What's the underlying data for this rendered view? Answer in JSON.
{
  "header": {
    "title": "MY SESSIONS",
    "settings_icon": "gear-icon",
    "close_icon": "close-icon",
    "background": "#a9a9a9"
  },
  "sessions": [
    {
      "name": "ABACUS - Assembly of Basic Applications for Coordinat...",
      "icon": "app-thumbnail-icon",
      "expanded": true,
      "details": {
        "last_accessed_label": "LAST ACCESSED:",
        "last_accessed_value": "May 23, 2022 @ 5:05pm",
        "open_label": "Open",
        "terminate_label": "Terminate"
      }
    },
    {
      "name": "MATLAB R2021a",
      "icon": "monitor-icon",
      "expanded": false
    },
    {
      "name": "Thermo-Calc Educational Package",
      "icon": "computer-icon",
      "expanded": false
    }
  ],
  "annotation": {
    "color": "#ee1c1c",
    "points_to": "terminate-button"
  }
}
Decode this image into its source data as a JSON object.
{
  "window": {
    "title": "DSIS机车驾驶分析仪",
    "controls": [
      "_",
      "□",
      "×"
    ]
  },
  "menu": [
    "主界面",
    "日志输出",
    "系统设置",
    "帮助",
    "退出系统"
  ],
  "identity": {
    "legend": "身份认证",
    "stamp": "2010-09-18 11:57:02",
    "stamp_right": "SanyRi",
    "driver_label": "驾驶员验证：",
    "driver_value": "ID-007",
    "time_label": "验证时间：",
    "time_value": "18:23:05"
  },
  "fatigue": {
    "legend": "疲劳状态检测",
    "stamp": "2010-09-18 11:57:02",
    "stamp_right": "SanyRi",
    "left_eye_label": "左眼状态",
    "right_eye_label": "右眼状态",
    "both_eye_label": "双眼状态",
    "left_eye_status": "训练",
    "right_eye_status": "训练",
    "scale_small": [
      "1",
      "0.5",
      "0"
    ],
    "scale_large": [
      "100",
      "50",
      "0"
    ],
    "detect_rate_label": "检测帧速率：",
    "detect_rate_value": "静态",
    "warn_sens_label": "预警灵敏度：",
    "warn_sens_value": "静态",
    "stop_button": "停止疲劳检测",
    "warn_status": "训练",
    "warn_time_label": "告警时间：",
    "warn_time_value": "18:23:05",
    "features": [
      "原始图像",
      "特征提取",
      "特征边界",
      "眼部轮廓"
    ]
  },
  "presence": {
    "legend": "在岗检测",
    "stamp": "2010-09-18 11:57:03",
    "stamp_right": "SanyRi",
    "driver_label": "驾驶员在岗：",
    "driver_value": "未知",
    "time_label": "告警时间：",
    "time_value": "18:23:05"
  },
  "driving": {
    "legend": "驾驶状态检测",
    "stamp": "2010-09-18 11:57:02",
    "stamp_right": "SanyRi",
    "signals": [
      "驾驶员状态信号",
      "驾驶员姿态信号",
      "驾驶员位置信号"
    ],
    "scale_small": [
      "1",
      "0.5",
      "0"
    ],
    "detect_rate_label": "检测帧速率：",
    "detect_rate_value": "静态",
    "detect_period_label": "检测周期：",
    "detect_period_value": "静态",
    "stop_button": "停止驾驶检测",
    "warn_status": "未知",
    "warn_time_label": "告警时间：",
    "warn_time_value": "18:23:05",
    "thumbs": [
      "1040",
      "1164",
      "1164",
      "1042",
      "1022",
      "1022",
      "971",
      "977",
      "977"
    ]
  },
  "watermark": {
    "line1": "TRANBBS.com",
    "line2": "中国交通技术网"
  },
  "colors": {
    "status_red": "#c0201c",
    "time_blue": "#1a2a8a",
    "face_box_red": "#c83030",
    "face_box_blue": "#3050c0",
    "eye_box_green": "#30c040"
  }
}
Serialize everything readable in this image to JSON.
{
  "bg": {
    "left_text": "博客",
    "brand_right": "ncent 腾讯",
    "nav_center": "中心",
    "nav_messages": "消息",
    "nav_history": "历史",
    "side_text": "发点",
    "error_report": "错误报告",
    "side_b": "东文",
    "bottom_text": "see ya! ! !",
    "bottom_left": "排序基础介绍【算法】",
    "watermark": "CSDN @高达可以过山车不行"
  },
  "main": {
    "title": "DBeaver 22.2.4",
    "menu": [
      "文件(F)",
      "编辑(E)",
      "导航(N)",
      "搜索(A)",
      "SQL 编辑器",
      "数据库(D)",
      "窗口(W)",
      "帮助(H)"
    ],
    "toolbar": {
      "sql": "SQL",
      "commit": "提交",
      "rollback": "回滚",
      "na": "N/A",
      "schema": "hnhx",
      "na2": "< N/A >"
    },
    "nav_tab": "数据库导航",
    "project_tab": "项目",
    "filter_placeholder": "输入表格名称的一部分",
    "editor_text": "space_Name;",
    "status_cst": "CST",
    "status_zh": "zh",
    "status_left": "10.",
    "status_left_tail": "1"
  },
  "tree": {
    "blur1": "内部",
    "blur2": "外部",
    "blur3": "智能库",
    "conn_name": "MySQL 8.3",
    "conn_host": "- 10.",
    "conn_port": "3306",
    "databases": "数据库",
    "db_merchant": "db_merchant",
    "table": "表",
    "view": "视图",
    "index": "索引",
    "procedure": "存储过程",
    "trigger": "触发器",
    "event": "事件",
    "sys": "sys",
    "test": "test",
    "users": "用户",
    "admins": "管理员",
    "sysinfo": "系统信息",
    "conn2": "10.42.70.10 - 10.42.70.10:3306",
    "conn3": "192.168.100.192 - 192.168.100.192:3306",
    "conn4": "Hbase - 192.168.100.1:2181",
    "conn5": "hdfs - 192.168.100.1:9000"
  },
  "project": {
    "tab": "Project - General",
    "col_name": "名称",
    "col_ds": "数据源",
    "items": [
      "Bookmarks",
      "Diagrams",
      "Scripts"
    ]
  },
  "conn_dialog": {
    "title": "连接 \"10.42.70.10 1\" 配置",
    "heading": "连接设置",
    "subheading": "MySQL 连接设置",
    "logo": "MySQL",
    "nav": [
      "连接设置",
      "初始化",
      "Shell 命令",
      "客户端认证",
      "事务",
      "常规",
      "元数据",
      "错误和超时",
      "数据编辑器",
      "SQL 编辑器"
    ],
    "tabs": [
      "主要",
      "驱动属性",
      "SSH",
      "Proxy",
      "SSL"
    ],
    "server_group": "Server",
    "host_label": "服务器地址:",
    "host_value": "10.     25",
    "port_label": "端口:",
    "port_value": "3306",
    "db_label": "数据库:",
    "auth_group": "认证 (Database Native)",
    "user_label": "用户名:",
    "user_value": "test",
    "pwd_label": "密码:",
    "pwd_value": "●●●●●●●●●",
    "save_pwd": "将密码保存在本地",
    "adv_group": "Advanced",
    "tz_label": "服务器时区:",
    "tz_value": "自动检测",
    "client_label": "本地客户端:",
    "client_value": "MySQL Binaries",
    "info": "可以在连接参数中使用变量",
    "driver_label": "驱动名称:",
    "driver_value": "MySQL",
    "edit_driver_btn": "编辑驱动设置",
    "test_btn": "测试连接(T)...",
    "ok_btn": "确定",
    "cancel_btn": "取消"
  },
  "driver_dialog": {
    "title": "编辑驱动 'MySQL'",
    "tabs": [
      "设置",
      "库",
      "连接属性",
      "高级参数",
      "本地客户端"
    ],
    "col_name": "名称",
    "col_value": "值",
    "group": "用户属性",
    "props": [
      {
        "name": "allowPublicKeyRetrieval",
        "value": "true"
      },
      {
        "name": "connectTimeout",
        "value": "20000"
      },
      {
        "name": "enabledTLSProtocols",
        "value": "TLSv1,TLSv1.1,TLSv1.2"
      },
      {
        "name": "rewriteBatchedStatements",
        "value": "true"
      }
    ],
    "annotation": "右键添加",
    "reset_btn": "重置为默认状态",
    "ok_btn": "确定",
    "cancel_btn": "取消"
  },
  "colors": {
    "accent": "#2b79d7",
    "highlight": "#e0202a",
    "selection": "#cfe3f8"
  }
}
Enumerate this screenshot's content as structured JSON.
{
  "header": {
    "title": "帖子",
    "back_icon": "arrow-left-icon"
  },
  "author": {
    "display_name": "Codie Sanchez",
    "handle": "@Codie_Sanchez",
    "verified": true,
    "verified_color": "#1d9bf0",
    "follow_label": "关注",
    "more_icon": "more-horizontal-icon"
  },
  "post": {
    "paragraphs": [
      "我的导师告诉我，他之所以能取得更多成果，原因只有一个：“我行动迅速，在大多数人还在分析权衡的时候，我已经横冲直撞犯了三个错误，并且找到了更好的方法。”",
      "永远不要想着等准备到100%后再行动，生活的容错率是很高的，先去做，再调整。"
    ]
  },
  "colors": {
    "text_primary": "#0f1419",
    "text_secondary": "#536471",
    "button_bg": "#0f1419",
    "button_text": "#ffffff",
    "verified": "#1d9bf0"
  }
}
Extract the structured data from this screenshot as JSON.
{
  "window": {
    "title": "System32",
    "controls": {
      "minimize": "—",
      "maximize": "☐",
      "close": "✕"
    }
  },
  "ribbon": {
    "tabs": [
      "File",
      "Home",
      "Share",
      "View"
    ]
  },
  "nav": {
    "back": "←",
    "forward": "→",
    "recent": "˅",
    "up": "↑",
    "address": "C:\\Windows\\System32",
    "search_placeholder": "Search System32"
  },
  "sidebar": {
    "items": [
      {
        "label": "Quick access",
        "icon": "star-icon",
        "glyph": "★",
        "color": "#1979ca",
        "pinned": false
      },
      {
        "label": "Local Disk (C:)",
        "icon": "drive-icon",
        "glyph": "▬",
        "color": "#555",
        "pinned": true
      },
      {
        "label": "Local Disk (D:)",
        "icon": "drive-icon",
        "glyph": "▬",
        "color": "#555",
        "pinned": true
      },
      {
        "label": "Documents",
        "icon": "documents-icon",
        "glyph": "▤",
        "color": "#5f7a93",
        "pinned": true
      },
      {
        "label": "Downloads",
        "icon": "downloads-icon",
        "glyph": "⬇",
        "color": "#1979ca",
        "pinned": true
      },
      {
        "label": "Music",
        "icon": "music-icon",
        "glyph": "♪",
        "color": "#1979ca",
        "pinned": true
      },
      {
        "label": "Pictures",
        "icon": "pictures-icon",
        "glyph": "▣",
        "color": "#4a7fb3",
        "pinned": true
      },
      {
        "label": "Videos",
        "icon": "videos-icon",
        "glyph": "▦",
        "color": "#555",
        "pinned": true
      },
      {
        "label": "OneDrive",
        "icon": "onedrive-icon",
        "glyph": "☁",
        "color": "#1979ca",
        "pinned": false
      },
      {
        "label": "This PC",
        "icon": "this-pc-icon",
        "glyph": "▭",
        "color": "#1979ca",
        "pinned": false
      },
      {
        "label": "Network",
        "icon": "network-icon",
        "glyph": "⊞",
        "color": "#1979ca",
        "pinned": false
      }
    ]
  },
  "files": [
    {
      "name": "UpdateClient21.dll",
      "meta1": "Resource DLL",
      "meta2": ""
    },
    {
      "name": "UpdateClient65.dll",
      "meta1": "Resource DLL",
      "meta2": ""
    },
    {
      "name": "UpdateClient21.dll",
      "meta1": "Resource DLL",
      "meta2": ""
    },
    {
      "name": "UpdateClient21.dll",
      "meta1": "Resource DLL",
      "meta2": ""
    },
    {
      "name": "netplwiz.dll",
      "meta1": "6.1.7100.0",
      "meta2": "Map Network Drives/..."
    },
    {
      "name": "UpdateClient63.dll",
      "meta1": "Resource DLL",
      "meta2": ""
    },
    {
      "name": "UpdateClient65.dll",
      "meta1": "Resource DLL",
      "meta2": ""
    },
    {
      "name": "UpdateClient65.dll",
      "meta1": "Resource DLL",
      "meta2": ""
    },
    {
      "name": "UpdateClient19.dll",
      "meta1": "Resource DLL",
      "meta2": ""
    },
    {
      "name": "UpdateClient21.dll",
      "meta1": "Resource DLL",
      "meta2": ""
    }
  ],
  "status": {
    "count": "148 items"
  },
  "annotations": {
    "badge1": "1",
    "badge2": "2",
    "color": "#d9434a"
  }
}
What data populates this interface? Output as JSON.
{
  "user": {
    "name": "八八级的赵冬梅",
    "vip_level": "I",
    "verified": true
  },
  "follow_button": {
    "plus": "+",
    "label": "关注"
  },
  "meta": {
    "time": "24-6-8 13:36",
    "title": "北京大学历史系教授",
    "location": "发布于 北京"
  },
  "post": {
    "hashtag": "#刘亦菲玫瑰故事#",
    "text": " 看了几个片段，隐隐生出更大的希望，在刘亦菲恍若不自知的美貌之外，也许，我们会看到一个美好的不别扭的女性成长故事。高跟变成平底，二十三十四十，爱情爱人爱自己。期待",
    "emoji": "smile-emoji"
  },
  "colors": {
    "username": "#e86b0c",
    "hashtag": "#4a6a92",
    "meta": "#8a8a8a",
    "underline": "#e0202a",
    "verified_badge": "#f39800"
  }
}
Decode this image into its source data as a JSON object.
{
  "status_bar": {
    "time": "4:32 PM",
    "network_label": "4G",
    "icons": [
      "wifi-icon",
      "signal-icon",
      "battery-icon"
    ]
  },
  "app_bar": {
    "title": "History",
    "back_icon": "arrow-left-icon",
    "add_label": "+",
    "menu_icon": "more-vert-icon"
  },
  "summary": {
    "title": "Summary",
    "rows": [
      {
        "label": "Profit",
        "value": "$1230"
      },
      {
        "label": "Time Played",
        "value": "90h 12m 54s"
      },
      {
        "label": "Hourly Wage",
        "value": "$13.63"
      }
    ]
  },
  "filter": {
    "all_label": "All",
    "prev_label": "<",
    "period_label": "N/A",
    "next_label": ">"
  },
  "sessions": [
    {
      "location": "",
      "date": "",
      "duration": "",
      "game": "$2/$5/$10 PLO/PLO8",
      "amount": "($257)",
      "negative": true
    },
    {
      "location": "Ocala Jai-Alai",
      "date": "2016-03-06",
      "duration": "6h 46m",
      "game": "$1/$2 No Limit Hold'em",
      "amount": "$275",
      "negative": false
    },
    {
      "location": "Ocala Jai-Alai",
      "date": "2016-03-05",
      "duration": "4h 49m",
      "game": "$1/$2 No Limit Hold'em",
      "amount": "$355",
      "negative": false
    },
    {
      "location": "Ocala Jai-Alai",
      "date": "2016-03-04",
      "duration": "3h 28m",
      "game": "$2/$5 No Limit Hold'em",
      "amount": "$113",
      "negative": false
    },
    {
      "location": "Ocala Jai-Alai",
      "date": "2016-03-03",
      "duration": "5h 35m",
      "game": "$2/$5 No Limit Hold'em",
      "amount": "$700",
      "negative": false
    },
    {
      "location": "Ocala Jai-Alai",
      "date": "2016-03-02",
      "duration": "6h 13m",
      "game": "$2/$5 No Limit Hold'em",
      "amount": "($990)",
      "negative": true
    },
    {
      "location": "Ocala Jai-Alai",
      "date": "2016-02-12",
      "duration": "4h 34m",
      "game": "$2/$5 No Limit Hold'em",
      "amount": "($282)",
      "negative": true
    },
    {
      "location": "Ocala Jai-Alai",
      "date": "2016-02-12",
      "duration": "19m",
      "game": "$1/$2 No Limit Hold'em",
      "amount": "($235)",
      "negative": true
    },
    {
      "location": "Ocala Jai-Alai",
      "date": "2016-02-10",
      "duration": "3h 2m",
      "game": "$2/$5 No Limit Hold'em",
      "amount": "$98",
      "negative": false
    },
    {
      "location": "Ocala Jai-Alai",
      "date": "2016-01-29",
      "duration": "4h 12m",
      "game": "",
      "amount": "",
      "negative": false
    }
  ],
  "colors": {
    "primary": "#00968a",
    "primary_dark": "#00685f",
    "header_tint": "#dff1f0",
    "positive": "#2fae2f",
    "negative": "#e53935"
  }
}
========================================
SET TASK:
Spot every line that holds "MySQL" and copy it.

SOLVED EXERCISE:
    "conn_name": "MySQL 8.3",
    "subheading": "MySQL 连接设置",
    "logo": "MySQL",
    "client_value": "MySQL Binaries",
    "driver_value": "MySQL",
    "title": "编辑驱动 'MySQL'",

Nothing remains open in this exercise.